| Data excerpts |
┄┄┄┄┄┄┄┄┄┄┄┄┄┄┄┄┄┄┄┄

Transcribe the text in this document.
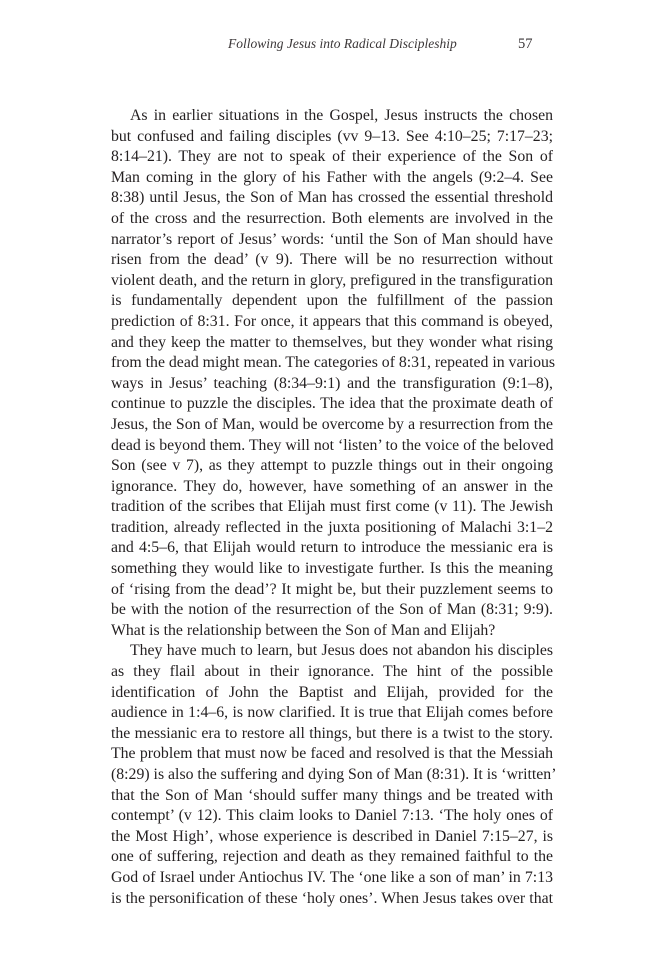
Following Jesus into Radical Discipleship	57
As in earlier situations in the Gospel, Jesus instructs the chosen
but confused and failing disciples (vv 9–13. See 4:10–25; 7:17–23;
8:14–21). They are not to speak of their experience of the Son of
Man coming in the glory of his Father with the angels (9:2–4. See
8:38) until Jesus, the Son of Man has crossed the essential threshold
of the cross and the resurrection. Both elements are involved in the
narrator’s report of Jesus’ words: ‘until the Son of Man should have
risen from the dead’ (v 9). There will be no resurrection without
violent death, and the return in glory, prefigured in the transfiguration
is fundamentally dependent upon the fulfillment of the passion
prediction of 8:31. For once, it appears that this command is obeyed,
and they keep the matter to themselves, but they wonder what rising
from the dead might mean. The categories of 8:31, repeated in various
ways in Jesus’ teaching (8:34–9:1) and the transfiguration (9:1–8),
continue to puzzle the disciples. The idea that the proximate death of
Jesus, the Son of Man, would be overcome by a resurrection from the
dead is beyond them. They will not ‘listen’ to the voice of the beloved
Son (see v 7), as they attempt to puzzle things out in their ongoing
ignorance. They do, however, have something of an answer in the
tradition of the scribes that Elijah must first come (v 11). The Jewish
tradition, already reflected in the juxta positioning of Malachi 3:1–2
and 4:5–6, that Elijah would return to introduce the messianic era is
something they would like to investigate further. Is this the meaning
of ‘rising from the dead’? It might be, but their puzzlement seems to
be with the notion of the resurrection of the Son of Man (8:31; 9:9).
What is the relationship between the Son of Man and Elijah?
They have much to learn, but Jesus does not abandon his disciples
as they flail about in their ignorance. The hint of the possible
identification of John the Baptist and Elijah, provided for the
audience in 1:4–6, is now clarified. It is true that Elijah comes before
the messianic era to restore all things, but there is a twist to the story.
The problem that must now be faced and resolved is that the Messiah
(8:29) is also the suffering and dying Son of Man (8:31). It is ‘written’
that the Son of Man ‘should suffer many things and be treated with
contempt’ (v 12). This claim looks to Daniel 7:13. ‘The holy ones of
the Most High’, whose experience is described in Daniel 7:15–27, is
one of suffering, rejection and death as they remained faithful to the
God of Israel under Antiochus IV. The ‘one like a son of man’ in 7:13
is the personification of these ‘holy ones’. When Jesus takes over that
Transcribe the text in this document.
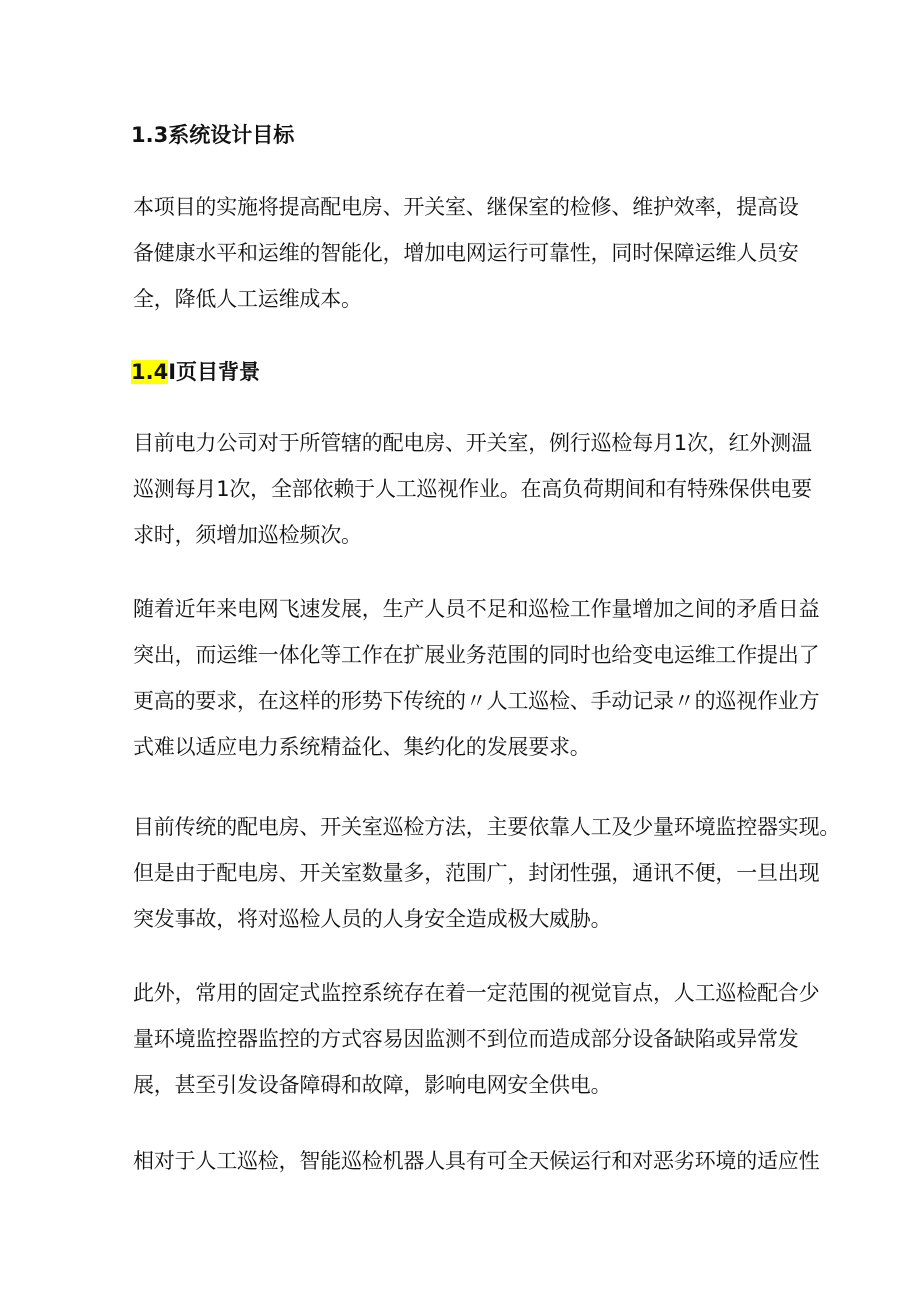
1.3系统设计目标

本项目的实施将提高配电房、开关室、继保室的检修、维护效率，提高设
备健康水平和运维的智能化，增加电网运行可靠性，同时保障运维人员安
全，降低人工运维成本。

1.4I页目背景

目前电力公司对于所管辖的配电房、开关室，例行巡检每月1次，红外测温
巡测每月1次，全部依赖于人工巡视作业。在高负荷期间和有特殊保供电要
求时，须增加巡检频次。

随着近年来电网飞速发展，生产人员不足和巡检工作量增加之间的矛盾日益
突出，而运维一体化等工作在扩展业务范围的同时也给变电运维工作提出了
更高的要求，在这样的形势下传统的〃人工巡检、手动记录〃的巡视作业方
式难以适应电力系统精益化、集约化的发展要求。

目前传统的配电房、开关室巡检方法，主要依靠人工及少量环境监控器实现。
但是由于配电房、开关室数量多，范围广，封闭性强，通讯不便，一旦出现
突发事故，将对巡检人员的人身安全造成极大威胁。

此外，常用的固定式监控系统存在着一定范围的视觉盲点，人工巡检配合少
量环境监控器监控的方式容易因监测不到位而造成部分设备缺陷或异常发
展，甚至引发设备障碍和故障，影响电网安全供电。

相对于人工巡检，智能巡检机器人具有可全天候运行和对恶劣环境的适应性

┄┄┄┄┄┄┄┄┄┄┄┄┄┄┄┄┄┄┄┄

Which lines contain the word "dead"? Copy each one.

risen from the dead’ (v 9). There will be no resurrection without
from the dead might mean. The categories of 8:31, repeated in various
dead is beyond them. They will not ‘listen’ to the voice of the beloved
of ‘rising from the dead’? It might be, but their puzzlement seems to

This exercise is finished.